REQUIRED TASK: What lines of the data hold the string "Sprawność"? Pull each one out.

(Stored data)
--- BEGIN ---

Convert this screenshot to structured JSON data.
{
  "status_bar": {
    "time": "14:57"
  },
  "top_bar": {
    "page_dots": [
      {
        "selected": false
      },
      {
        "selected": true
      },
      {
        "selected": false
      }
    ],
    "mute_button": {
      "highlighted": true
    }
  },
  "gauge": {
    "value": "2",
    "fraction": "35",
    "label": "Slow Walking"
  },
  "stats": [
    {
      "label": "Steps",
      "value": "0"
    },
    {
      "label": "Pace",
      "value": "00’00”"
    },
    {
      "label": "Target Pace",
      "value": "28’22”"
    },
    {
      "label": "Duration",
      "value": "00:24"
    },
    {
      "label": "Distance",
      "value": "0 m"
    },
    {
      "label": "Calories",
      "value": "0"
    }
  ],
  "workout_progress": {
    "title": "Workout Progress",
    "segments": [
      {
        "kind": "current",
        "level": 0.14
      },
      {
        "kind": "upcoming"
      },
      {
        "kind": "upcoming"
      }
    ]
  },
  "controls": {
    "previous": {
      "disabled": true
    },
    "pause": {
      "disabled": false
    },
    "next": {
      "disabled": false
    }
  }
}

--- END ---
--- BEGIN ---

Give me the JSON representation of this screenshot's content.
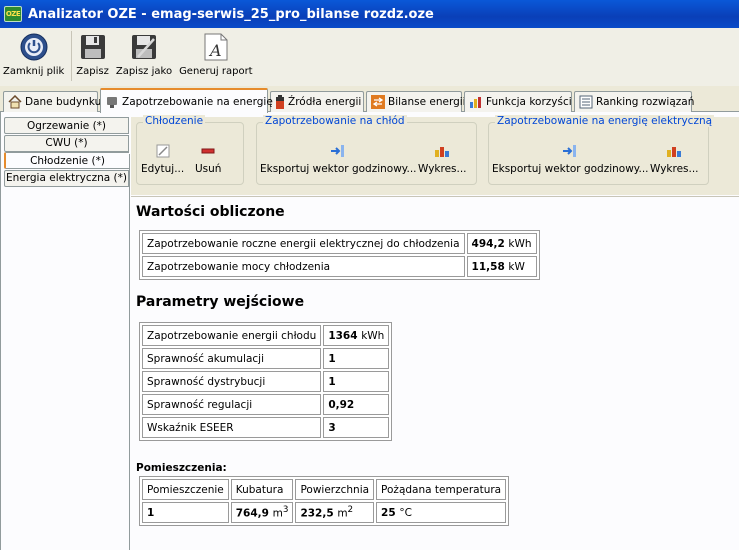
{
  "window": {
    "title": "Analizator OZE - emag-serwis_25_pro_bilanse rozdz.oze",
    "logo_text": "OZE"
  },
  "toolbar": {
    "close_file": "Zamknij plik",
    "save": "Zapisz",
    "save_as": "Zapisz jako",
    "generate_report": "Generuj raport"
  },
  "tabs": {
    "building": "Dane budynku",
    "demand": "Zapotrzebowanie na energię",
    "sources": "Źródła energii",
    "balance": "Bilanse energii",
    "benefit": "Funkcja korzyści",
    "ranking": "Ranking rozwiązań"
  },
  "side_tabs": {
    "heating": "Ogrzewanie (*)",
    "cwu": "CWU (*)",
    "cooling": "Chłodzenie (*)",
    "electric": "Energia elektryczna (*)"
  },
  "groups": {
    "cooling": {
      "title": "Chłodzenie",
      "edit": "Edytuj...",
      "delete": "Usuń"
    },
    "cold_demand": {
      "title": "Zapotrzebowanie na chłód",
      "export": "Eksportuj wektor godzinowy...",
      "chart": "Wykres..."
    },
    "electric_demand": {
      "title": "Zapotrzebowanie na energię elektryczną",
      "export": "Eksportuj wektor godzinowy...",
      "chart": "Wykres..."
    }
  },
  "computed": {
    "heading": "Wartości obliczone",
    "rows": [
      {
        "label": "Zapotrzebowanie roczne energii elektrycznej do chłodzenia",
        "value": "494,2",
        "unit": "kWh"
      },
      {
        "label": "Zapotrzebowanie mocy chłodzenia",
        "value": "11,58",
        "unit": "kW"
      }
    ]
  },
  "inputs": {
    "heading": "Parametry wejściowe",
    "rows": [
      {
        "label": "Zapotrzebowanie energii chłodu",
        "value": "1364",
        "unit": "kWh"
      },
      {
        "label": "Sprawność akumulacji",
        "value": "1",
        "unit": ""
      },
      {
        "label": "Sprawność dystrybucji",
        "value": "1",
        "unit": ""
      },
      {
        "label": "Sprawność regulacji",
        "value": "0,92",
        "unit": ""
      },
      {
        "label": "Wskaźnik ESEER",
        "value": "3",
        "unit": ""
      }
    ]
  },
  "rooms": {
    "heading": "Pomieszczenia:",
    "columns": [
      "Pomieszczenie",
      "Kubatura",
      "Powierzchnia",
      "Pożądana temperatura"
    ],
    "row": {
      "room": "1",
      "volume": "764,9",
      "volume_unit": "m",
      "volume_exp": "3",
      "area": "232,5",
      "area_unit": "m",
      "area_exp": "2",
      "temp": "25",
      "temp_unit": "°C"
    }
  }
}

--- END ---

COMPLETE ANSWER:
        "label": "Sprawność akumulacji",
        "label": "Sprawność dystrybucji",
        "label": "Sprawność regulacji",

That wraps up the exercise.